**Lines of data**
---+---

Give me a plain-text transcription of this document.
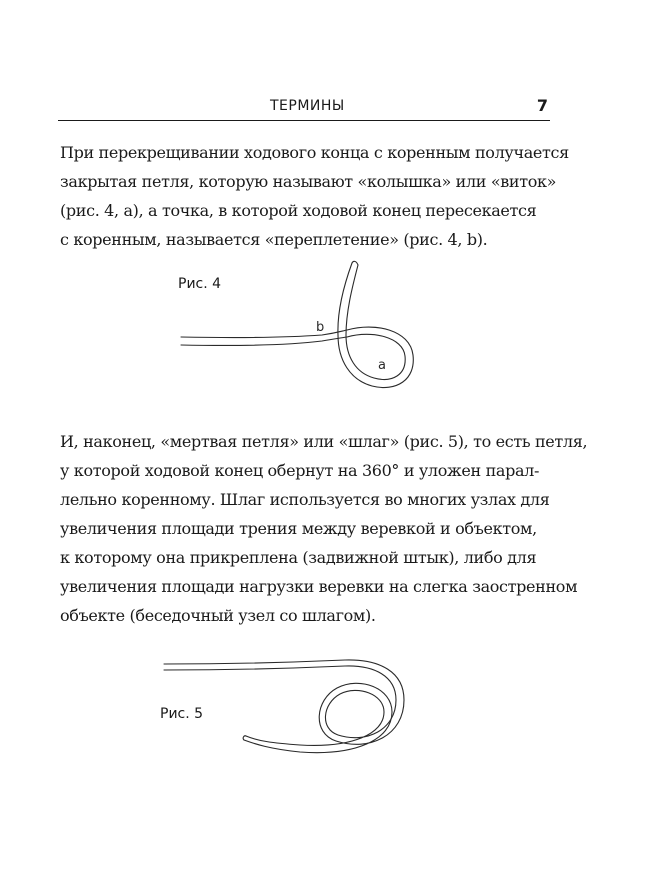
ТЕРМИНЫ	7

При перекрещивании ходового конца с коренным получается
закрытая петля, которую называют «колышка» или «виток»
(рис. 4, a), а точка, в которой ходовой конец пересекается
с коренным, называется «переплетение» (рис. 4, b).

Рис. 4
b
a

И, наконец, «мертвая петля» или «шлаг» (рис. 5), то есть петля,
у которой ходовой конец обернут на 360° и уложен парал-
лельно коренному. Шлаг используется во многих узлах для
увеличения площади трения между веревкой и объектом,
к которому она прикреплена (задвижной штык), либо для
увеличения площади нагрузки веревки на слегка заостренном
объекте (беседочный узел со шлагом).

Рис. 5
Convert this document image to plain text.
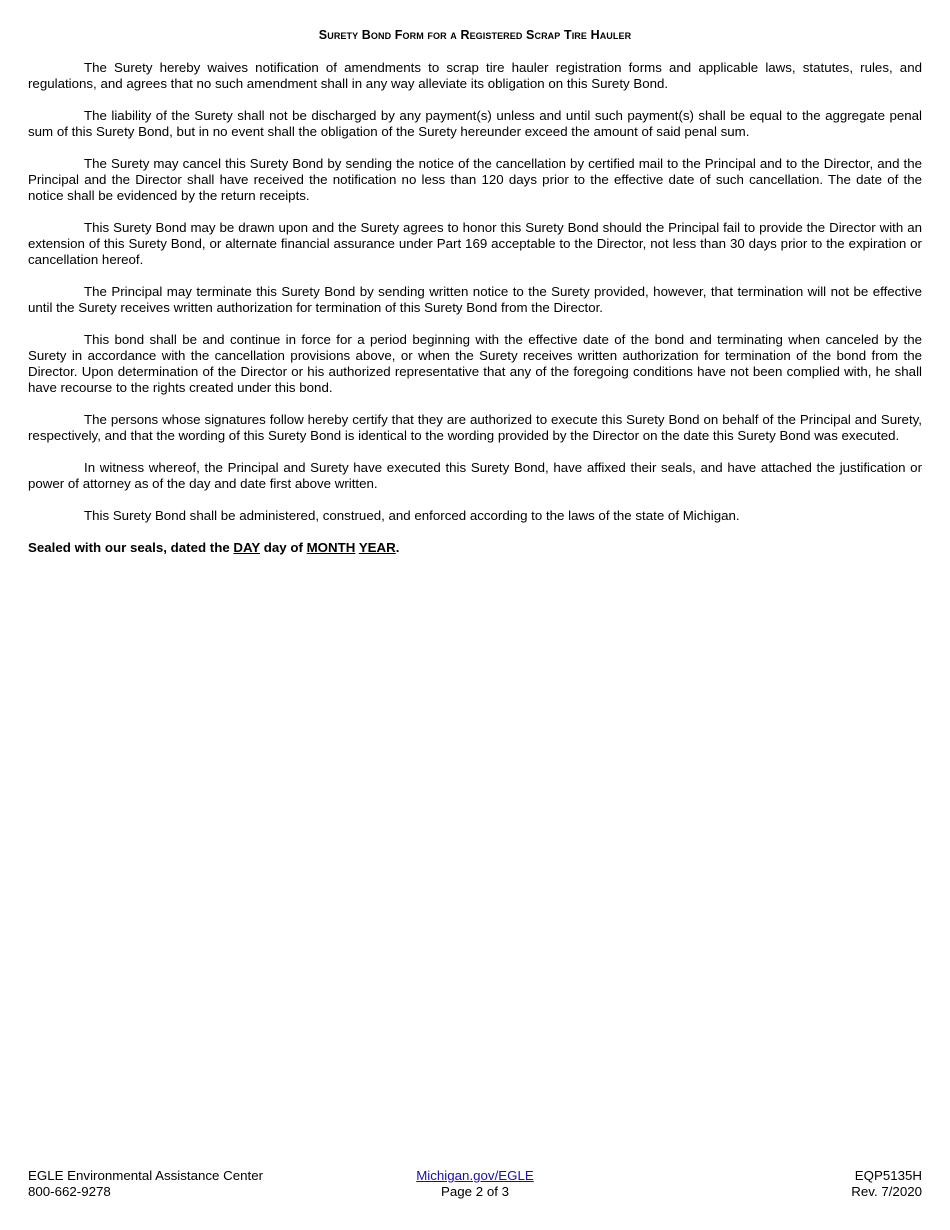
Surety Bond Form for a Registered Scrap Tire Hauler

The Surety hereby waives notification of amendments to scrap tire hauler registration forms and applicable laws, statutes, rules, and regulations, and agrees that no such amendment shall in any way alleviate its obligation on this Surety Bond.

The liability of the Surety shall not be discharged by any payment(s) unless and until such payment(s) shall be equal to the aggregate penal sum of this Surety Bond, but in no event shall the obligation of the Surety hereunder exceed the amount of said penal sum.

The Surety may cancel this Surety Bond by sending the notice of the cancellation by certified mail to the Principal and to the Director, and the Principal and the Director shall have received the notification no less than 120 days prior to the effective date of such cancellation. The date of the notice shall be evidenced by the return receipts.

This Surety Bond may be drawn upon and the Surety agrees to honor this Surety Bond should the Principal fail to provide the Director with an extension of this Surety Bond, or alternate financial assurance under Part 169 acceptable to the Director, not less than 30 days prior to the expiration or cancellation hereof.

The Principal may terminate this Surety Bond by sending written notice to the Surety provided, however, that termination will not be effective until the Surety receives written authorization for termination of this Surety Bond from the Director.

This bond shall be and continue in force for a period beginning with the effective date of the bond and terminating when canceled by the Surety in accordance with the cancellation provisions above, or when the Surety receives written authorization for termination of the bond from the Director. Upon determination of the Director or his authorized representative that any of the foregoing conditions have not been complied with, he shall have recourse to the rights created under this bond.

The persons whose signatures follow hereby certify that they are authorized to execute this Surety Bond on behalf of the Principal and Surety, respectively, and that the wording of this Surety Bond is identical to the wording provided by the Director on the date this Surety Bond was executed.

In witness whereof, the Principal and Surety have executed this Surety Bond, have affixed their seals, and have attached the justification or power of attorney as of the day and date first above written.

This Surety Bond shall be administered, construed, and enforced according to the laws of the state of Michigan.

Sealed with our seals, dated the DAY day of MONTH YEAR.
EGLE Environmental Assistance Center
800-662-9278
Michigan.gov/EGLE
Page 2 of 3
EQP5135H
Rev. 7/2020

---+---

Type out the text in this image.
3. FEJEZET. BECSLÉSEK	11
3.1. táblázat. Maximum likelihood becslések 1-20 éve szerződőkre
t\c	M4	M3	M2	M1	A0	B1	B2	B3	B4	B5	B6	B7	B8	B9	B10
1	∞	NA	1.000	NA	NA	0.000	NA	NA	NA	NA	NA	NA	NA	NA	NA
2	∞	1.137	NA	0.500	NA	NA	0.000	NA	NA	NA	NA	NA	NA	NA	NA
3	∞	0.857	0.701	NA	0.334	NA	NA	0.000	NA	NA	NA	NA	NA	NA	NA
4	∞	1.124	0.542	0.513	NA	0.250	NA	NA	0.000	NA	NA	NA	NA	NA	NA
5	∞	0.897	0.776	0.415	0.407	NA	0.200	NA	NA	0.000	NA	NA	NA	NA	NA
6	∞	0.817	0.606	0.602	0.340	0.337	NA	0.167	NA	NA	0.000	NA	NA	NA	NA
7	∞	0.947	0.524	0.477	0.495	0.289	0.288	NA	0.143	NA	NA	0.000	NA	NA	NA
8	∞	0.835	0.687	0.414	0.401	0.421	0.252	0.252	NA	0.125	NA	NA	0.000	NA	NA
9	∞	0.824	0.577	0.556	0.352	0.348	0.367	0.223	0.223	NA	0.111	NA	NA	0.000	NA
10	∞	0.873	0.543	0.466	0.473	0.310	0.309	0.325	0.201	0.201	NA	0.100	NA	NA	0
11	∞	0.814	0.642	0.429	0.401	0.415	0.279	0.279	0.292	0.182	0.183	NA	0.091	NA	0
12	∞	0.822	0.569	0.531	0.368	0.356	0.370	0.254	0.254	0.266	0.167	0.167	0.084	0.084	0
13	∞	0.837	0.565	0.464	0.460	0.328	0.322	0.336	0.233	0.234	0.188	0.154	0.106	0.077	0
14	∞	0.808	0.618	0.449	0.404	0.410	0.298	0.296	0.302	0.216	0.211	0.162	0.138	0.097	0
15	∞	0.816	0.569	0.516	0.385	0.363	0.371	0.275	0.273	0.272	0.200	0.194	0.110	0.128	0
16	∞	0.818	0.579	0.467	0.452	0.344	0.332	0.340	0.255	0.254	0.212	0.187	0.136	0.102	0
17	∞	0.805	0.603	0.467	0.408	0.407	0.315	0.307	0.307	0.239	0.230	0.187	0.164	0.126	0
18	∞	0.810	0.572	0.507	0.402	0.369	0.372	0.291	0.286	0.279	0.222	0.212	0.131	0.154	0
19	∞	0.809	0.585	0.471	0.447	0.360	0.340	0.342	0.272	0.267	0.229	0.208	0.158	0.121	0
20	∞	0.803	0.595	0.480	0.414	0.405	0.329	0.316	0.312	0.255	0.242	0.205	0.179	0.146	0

---+---

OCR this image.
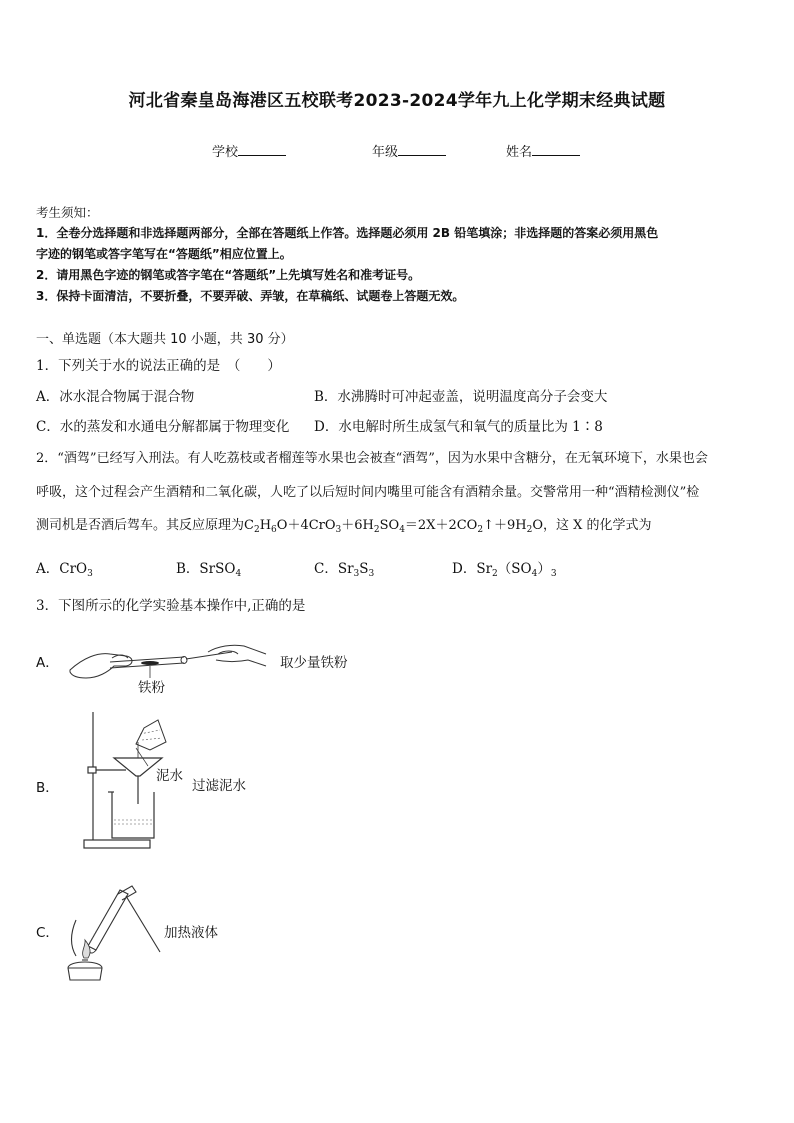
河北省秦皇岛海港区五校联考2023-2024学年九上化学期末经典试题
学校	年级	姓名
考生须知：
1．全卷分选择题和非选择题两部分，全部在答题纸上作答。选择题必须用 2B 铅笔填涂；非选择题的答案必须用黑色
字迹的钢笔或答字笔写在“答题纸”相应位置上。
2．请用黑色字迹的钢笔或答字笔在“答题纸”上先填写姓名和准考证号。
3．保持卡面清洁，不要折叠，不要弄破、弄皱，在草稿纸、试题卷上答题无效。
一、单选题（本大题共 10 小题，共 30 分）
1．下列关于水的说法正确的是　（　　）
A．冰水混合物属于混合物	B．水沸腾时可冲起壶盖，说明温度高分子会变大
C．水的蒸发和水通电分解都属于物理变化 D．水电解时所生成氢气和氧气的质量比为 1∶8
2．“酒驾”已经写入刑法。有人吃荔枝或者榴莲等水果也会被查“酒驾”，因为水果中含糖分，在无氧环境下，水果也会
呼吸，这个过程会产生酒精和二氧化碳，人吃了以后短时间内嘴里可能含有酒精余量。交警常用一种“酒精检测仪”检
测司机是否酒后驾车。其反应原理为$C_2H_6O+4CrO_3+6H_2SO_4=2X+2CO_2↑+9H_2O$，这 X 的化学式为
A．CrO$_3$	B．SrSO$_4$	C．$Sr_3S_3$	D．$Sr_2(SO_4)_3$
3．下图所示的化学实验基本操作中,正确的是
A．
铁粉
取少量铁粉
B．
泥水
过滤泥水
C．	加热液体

---+---

**TO BE DONE**
Which lines contain "plain"? Copy each of them.

**TASK OUTPUT**
Give me a plain-text transcription of this document.
Convert this document image to plain text.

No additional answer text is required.